- [Task requirements]: Collect every line in the records below that contains the word "open".

####

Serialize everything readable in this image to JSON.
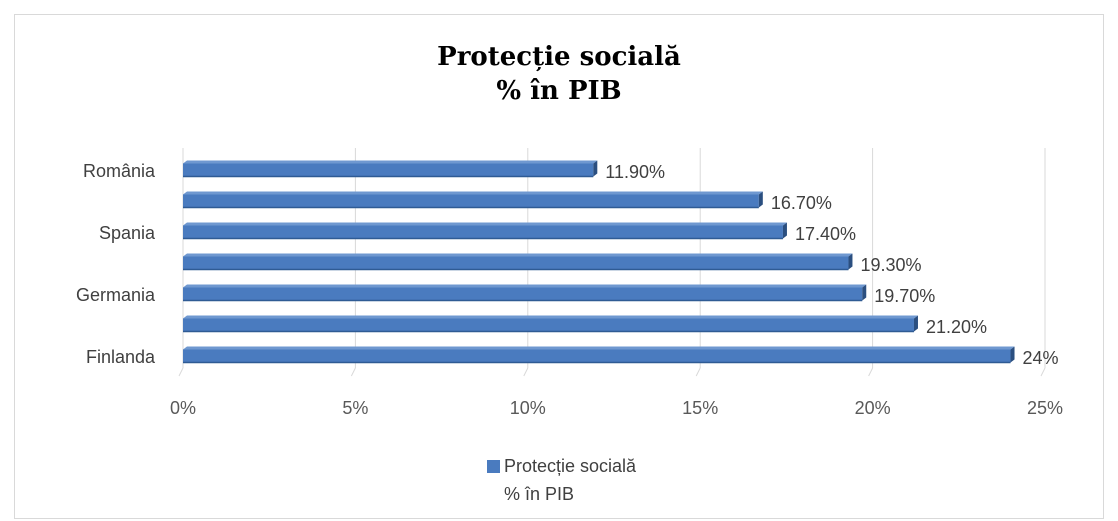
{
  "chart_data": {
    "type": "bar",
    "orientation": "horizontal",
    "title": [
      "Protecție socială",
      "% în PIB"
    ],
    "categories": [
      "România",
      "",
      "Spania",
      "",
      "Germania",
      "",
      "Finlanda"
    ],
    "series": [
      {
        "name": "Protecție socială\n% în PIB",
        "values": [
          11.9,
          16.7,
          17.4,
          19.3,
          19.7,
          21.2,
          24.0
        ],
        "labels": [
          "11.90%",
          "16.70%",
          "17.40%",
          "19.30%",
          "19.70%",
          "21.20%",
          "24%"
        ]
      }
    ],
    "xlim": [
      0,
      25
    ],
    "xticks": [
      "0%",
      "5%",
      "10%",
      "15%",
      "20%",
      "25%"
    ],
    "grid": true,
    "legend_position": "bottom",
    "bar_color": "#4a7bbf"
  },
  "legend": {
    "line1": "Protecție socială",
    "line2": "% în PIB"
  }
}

####

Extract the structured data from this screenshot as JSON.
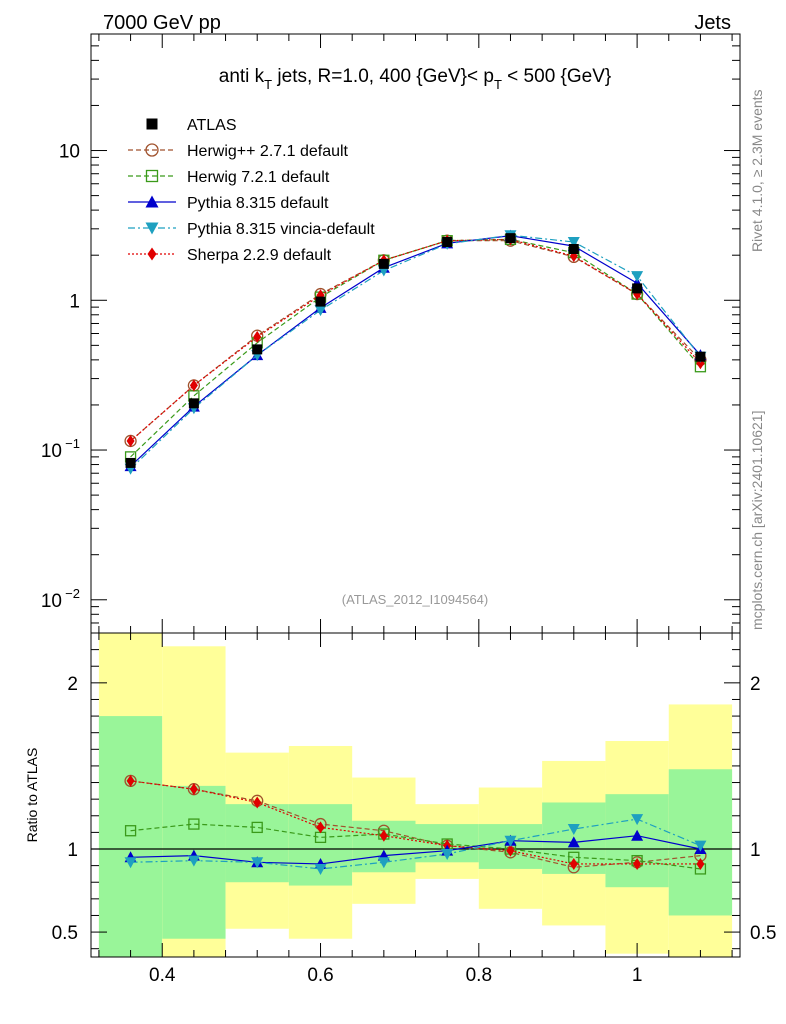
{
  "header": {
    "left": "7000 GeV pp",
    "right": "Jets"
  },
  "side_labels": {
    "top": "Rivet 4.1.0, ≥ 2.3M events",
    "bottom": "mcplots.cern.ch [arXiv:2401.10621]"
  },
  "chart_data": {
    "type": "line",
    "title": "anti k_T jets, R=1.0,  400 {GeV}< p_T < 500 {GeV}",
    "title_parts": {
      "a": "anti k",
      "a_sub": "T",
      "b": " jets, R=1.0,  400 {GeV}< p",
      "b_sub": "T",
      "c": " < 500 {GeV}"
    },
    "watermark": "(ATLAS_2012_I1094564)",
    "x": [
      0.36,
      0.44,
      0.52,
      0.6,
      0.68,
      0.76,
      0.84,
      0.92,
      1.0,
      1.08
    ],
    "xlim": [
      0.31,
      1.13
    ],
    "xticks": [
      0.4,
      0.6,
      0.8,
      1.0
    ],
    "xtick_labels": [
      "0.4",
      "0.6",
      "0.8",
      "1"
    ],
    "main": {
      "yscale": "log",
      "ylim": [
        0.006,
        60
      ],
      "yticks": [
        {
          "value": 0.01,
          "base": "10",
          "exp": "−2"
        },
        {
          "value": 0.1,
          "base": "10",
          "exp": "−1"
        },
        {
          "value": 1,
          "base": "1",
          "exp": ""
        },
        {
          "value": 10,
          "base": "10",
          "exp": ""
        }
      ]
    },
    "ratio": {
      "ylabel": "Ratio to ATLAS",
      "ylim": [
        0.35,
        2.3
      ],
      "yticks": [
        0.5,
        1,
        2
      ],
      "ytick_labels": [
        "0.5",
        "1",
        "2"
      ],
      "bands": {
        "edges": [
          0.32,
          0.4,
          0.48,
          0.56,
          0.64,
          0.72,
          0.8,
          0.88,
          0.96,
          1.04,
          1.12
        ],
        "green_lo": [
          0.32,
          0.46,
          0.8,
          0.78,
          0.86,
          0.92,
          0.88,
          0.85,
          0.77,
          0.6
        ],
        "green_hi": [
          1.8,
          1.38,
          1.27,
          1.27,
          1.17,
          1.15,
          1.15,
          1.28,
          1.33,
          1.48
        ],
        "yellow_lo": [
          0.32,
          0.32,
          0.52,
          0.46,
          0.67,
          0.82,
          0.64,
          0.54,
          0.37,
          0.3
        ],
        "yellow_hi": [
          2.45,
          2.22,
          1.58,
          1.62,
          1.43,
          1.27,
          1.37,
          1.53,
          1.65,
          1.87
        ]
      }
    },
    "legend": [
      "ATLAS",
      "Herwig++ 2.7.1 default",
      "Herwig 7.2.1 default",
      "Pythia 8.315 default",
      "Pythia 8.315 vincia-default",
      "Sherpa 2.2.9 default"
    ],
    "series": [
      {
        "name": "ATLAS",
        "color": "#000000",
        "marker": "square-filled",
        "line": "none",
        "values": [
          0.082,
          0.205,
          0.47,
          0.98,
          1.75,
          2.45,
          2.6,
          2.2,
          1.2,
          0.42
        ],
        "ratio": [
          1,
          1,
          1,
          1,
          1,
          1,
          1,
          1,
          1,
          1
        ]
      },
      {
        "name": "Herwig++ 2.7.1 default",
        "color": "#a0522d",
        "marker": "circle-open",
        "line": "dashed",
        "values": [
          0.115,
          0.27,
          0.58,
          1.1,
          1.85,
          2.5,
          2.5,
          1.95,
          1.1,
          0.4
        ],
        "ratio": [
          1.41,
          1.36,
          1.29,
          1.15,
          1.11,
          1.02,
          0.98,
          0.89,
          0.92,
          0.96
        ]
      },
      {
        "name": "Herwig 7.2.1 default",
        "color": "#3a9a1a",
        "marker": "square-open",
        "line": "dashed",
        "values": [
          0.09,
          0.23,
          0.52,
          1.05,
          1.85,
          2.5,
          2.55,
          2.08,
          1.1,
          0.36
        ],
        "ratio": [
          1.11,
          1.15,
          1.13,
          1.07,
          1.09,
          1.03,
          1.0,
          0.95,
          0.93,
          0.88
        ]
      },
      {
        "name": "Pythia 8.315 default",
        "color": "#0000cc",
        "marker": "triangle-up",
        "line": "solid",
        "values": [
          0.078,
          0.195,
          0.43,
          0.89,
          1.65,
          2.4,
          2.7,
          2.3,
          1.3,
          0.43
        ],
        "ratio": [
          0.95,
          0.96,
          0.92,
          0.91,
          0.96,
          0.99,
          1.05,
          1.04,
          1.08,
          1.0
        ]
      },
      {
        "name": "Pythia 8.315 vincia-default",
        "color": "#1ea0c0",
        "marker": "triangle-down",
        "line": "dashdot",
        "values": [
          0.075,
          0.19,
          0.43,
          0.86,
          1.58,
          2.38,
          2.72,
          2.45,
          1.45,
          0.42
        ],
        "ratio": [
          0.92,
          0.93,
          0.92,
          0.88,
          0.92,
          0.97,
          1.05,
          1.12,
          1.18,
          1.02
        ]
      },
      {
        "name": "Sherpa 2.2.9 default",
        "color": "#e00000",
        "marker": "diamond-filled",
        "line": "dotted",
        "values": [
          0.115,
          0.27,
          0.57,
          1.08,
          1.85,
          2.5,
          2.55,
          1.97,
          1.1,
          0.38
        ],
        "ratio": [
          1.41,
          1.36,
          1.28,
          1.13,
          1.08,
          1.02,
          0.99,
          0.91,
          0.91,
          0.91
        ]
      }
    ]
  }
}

####

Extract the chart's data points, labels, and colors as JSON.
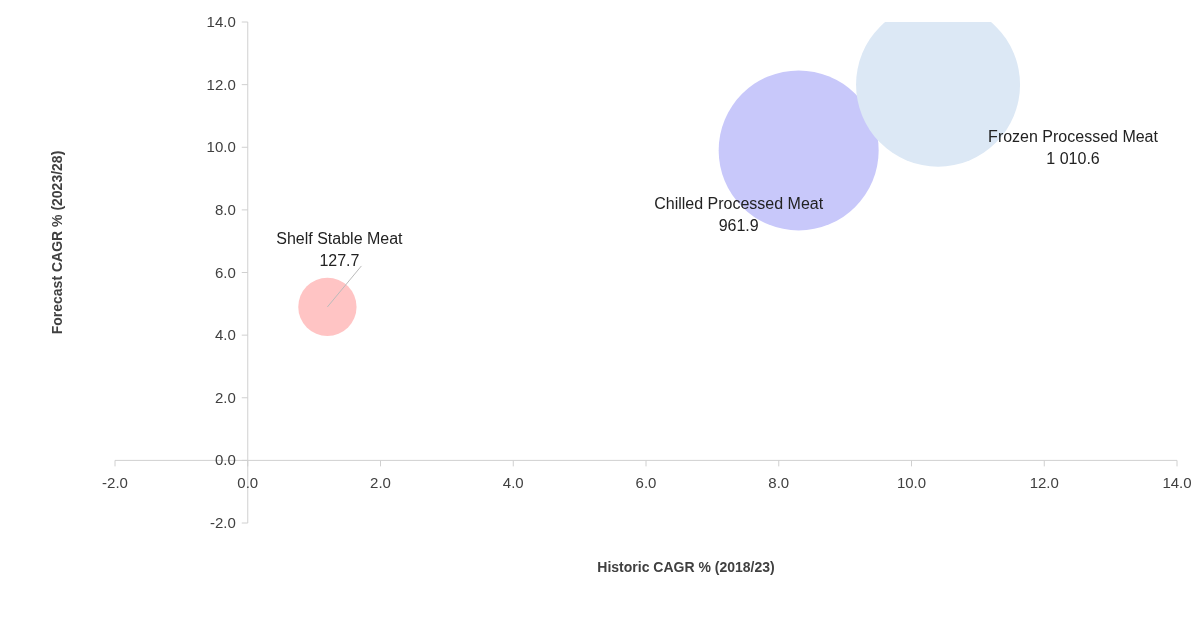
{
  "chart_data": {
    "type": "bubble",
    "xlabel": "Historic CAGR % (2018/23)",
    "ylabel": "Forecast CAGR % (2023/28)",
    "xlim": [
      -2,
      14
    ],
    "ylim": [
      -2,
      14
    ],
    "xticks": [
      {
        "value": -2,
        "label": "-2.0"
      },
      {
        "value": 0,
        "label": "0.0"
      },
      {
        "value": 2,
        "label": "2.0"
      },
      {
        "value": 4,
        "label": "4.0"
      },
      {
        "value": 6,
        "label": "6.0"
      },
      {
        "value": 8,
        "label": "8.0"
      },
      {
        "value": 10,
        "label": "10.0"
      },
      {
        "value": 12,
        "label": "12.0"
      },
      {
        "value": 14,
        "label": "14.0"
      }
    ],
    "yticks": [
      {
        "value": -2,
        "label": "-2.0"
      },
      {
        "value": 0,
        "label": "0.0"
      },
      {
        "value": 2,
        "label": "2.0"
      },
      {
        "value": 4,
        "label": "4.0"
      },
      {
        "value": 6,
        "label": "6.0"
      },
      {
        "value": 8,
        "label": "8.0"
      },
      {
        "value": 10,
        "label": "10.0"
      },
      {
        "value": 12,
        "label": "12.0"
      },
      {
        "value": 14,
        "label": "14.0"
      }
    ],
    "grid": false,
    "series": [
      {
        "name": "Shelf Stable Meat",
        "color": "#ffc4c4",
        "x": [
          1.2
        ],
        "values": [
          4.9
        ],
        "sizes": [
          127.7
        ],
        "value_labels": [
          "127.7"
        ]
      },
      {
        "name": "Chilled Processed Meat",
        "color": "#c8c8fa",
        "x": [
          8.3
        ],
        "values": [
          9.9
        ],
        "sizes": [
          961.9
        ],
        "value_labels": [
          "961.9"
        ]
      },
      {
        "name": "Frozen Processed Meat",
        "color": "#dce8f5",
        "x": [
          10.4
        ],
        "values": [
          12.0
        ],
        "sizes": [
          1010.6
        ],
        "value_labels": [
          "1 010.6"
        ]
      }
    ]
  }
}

####

- [Solution to the problem]:
        "marker": "circle-open",
        "marker": "square-open",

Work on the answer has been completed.